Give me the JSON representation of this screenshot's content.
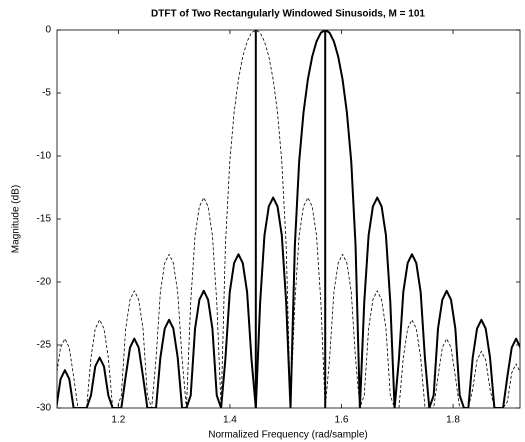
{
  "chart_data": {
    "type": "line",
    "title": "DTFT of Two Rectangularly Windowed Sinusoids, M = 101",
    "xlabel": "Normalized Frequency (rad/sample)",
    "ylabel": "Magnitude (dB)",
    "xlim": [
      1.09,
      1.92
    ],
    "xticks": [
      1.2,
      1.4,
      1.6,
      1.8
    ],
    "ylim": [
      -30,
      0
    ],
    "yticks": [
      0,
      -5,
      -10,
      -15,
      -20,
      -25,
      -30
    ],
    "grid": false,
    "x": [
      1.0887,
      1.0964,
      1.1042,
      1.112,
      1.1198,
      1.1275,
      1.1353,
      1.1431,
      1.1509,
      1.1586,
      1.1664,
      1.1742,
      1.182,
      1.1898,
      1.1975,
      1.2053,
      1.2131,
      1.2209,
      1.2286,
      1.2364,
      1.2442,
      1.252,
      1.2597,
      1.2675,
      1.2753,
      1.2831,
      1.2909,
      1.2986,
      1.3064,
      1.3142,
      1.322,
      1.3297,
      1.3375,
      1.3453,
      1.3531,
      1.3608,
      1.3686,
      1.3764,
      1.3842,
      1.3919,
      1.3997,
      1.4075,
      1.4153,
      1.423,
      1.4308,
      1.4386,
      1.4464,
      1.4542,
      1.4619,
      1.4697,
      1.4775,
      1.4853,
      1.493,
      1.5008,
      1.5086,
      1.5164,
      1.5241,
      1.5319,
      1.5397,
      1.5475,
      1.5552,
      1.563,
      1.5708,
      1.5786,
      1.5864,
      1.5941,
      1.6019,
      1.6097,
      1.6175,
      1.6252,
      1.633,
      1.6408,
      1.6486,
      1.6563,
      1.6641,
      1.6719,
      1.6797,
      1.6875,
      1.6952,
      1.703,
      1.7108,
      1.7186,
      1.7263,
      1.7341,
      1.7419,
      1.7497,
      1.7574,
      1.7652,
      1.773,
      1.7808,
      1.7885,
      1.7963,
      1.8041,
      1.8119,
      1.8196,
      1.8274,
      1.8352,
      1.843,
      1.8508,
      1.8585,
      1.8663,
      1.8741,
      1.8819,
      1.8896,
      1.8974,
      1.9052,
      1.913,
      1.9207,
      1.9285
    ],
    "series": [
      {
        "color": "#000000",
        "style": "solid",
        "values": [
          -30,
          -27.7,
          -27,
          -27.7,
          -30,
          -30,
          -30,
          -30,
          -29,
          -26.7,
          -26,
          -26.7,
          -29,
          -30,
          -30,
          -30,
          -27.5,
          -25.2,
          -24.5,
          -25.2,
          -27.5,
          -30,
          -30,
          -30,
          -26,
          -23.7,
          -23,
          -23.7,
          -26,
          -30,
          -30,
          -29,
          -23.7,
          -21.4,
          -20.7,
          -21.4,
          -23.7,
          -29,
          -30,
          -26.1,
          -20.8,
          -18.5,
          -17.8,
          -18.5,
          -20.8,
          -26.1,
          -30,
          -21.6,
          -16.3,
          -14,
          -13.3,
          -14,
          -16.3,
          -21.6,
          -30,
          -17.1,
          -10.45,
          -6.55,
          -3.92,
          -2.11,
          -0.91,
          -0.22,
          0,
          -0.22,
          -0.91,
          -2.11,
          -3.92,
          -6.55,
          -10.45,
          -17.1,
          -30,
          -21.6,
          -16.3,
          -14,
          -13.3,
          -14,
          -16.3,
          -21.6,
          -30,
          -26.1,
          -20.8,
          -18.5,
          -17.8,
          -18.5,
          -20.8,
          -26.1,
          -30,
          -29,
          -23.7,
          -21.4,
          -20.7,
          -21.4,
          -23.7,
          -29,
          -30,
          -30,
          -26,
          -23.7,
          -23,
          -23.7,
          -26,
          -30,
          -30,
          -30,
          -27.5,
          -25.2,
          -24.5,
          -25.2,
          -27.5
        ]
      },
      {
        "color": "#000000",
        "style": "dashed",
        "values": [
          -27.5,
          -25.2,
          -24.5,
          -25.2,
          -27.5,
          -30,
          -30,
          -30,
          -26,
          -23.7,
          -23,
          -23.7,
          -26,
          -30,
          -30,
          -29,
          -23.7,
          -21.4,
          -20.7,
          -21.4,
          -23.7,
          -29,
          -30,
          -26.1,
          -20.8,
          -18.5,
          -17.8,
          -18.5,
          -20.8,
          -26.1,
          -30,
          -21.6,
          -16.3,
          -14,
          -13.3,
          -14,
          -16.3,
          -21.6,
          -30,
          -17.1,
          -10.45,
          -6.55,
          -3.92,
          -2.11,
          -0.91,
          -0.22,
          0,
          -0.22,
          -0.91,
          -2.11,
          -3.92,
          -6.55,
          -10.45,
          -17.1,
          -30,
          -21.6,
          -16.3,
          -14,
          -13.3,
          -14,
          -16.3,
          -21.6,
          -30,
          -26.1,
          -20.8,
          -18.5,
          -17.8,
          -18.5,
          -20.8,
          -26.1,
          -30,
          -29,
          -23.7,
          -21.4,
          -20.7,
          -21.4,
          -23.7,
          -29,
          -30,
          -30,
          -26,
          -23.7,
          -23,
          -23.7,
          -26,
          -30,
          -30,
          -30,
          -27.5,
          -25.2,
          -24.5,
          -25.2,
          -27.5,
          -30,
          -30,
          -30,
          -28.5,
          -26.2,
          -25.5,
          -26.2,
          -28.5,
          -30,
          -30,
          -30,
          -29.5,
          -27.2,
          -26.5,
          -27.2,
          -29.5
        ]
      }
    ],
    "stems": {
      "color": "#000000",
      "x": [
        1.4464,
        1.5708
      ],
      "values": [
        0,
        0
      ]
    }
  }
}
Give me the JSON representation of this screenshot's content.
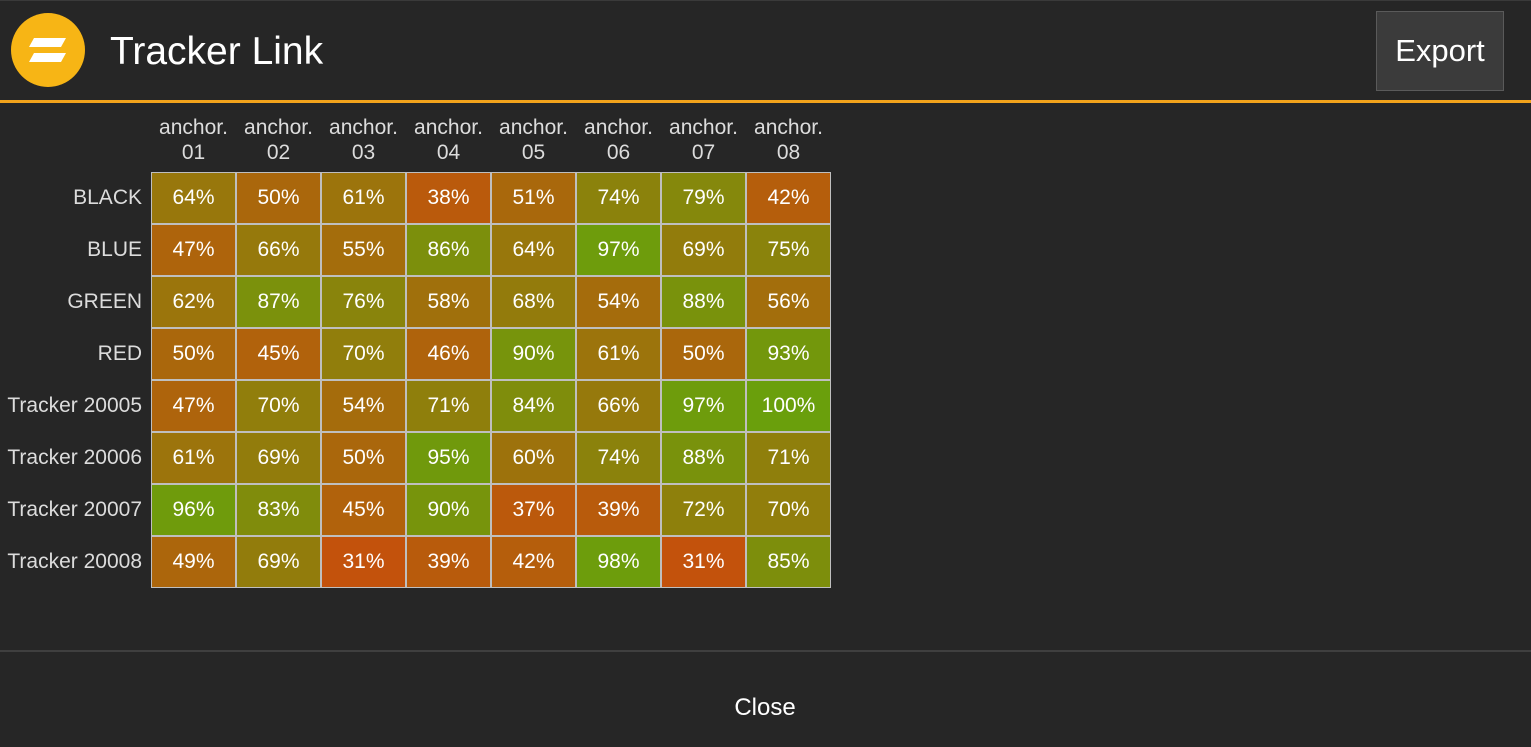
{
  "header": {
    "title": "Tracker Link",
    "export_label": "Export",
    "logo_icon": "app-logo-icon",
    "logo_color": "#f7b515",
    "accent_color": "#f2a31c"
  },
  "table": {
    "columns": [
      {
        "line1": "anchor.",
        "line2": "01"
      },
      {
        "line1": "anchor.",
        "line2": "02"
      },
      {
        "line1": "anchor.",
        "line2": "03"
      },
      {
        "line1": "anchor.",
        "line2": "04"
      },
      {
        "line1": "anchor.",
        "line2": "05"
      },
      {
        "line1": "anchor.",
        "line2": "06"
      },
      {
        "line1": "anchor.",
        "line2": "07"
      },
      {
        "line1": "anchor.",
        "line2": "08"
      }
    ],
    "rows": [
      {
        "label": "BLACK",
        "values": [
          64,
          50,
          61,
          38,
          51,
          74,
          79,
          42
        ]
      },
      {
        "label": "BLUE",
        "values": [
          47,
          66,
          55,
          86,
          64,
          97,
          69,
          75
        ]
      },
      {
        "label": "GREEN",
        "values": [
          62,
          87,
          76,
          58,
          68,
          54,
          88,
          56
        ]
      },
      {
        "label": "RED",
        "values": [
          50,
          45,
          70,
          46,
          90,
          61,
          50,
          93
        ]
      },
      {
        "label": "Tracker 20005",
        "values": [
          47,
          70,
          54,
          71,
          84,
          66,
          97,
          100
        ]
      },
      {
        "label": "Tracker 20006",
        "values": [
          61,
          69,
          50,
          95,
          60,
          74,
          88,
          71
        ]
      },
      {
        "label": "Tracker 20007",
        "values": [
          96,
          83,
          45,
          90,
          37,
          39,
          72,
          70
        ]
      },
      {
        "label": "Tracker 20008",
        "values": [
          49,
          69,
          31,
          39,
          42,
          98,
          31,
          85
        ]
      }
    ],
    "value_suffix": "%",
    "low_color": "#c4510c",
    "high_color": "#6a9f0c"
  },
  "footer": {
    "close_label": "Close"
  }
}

+---+

▶ PROBLEM DESCRIPTION
Reproduce the data word for word, excluding its pictures.

▶ ANSWER TO THE PROBLEM
Give me the JSON representation of this screenshot's content.
{
  "chart_data": {
    "type": "line",
    "title": "DTFT of Two Rectangularly Windowed Sinusoids, M = 101",
    "xlabel": "Normalized Frequency (rad/sample)",
    "ylabel": "Magnitude (dB)",
    "xlim": [
      1.09,
      1.92
    ],
    "xticks": [
      1.2,
      1.4,
      1.6,
      1.8
    ],
    "ylim": [
      -30,
      0
    ],
    "yticks": [
      0,
      -5,
      -10,
      -15,
      -20,
      -25,
      -30
    ],
    "grid": false,
    "x": [
      1.0887,
      1.0964,
      1.1042,
      1.112,
      1.1198,
      1.1275,
      1.1353,
      1.1431,
      1.1509,
      1.1586,
      1.1664,
      1.1742,
      1.182,
      1.1898,
      1.1975,
      1.2053,
      1.2131,
      1.2209,
      1.2286,
      1.2364,
      1.2442,
      1.252,
      1.2597,
      1.2675,
      1.2753,
      1.2831,
      1.2909,
      1.2986,
      1.3064,
      1.3142,
      1.322,
      1.3297,
      1.3375,
      1.3453,
      1.3531,
      1.3608,
      1.3686,
      1.3764,
      1.3842,
      1.3919,
      1.3997,
      1.4075,
      1.4153,
      1.423,
      1.4308,
      1.4386,
      1.4464,
      1.4542,
      1.4619,
      1.4697,
      1.4775,
      1.4853,
      1.493,
      1.5008,
      1.5086,
      1.5164,
      1.5241,
      1.5319,
      1.5397,
      1.5475,
      1.5552,
      1.563,
      1.5708,
      1.5786,
      1.5864,
      1.5941,
      1.6019,
      1.6097,
      1.6175,
      1.6252,
      1.633,
      1.6408,
      1.6486,
      1.6563,
      1.6641,
      1.6719,
      1.6797,
      1.6875,
      1.6952,
      1.703,
      1.7108,
      1.7186,
      1.7263,
      1.7341,
      1.7419,
      1.7497,
      1.7574,
      1.7652,
      1.773,
      1.7808,
      1.7885,
      1.7963,
      1.8041,
      1.8119,
      1.8196,
      1.8274,
      1.8352,
      1.843,
      1.8508,
      1.8585,
      1.8663,
      1.8741,
      1.8819,
      1.8896,
      1.8974,
      1.9052,
      1.913,
      1.9207,
      1.9285
    ],
    "series": [
      {
        "color": "#000000",
        "style": "solid",
        "values": [
          -30,
          -27.7,
          -27,
          -27.7,
          -30,
          -30,
          -30,
          -30,
          -29,
          -26.7,
          -26,
          -26.7,
          -29,
          -30,
          -30,
          -30,
          -27.5,
          -25.2,
          -24.5,
          -25.2,
          -27.5,
          -30,
          -30,
          -30,
          -26,
          -23.7,
          -23,
          -23.7,
          -26,
          -30,
          -30,
          -29,
          -23.7,
          -21.4,
          -20.7,
          -21.4,
          -23.7,
          -29,
          -30,
          -26.1,
          -20.8,
          -18.5,
          -17.8,
          -18.5,
          -20.8,
          -26.1,
          -30,
          -21.6,
          -16.3,
          -14,
          -13.3,
          -14,
          -16.3,
          -21.6,
          -30,
          -17.1,
          -10.45,
          -6.55,
          -3.92,
          -2.11,
          -0.91,
          -0.22,
          0,
          -0.22,
          -0.91,
          -2.11,
          -3.92,
          -6.55,
          -10.45,
          -17.1,
          -30,
          -21.6,
          -16.3,
          -14,
          -13.3,
          -14,
          -16.3,
          -21.6,
          -30,
          -26.1,
          -20.8,
          -18.5,
          -17.8,
          -18.5,
          -20.8,
          -26.1,
          -30,
          -29,
          -23.7,
          -21.4,
          -20.7,
          -21.4,
          -23.7,
          -29,
          -30,
          -30,
          -26,
          -23.7,
          -23,
          -23.7,
          -26,
          -30,
          -30,
          -30,
          -27.5,
          -25.2,
          -24.5,
          -25.2,
          -27.5
        ]
      },
      {
        "color": "#000000",
        "style": "dashed",
        "values": [
          -27.5,
          -25.2,
          -24.5,
          -25.2,
          -27.5,
          -30,
          -30,
          -30,
          -26,
          -23.7,
          -23,
          -23.7,
          -26,
          -30,
          -30,
          -29,
          -23.7,
          -21.4,
          -20.7,
          -21.4,
          -23.7,
          -29,
          -30,
          -26.1,
          -20.8,
          -18.5,
          -17.8,
          -18.5,
          -20.8,
          -26.1,
          -30,
          -21.6,
          -16.3,
          -14,
          -13.3,
          -14,
          -16.3,
          -21.6,
          -30,
          -17.1,
          -10.45,
          -6.55,
          -3.92,
          -2.11,
          -0.91,
          -0.22,
          0,
          -0.22,
          -0.91,
          -2.11,
          -3.92,
          -6.55,
          -10.45,
          -17.1,
          -30,
          -21.6,
          -16.3,
          -14,
          -13.3,
          -14,
          -16.3,
          -21.6,
          -30,
          -26.1,
          -20.8,
          -18.5,
          -17.8,
          -18.5,
          -20.8,
          -26.1,
          -30,
          -29,
          -23.7,
          -21.4,
          -20.7,
          -21.4,
          -23.7,
          -29,
          -30,
          -30,
          -26,
          -23.7,
          -23,
          -23.7,
          -26,
          -30,
          -30,
          -30,
          -27.5,
          -25.2,
          -24.5,
          -25.2,
          -27.5,
          -30,
          -30,
          -30,
          -28.5,
          -26.2,
          -25.5,
          -26.2,
          -28.5,
          -30,
          -30,
          -30,
          -29.5,
          -27.2,
          -26.5,
          -27.2,
          -29.5
        ]
      }
    ],
    "stems": {
      "color": "#000000",
      "x": [
        1.4464,
        1.5708
      ],
      "values": [
        0,
        0
      ]
    }
  }
}
Give me the JSON representation of this screenshot's content.
{
  "header": {
    "title": "Tracker Link",
    "export_label": "Export",
    "logo_icon": "app-logo-icon",
    "logo_color": "#f7b515",
    "accent_color": "#f2a31c"
  },
  "table": {
    "columns": [
      {
        "line1": "anchor.",
        "line2": "01"
      },
      {
        "line1": "anchor.",
        "line2": "02"
      },
      {
        "line1": "anchor.",
        "line2": "03"
      },
      {
        "line1": "anchor.",
        "line2": "04"
      },
      {
        "line1": "anchor.",
        "line2": "05"
      },
      {
        "line1": "anchor.",
        "line2": "06"
      },
      {
        "line1": "anchor.",
        "line2": "07"
      },
      {
        "line1": "anchor.",
        "line2": "08"
      }
    ],
    "rows": [
      {
        "label": "BLACK",
        "values": [
          64,
          50,
          61,
          38,
          51,
          74,
          79,
          42
        ]
      },
      {
        "label": "BLUE",
        "values": [
          47,
          66,
          55,
          86,
          64,
          97,
          69,
          75
        ]
      },
      {
        "label": "GREEN",
        "values": [
          62,
          87,
          76,
          58,
          68,
          54,
          88,
          56
        ]
      },
      {
        "label": "RED",
        "values": [
          50,
          45,
          70,
          46,
          90,
          61,
          50,
          93
        ]
      },
      {
        "label": "Tracker 20005",
        "values": [
          47,
          70,
          54,
          71,
          84,
          66,
          97,
          100
        ]
      },
      {
        "label": "Tracker 20006",
        "values": [
          61,
          69,
          50,
          95,
          60,
          74,
          88,
          71
        ]
      },
      {
        "label": "Tracker 20007",
        "values": [
          96,
          83,
          45,
          90,
          37,
          39,
          72,
          70
        ]
      },
      {
        "label": "Tracker 20008",
        "values": [
          49,
          69,
          31,
          39,
          42,
          98,
          31,
          85
        ]
      }
    ],
    "value_suffix": "%",
    "low_color": "#c4510c",
    "high_color": "#6a9f0c"
  },
  "footer": {
    "close_label": "Close"
  }
}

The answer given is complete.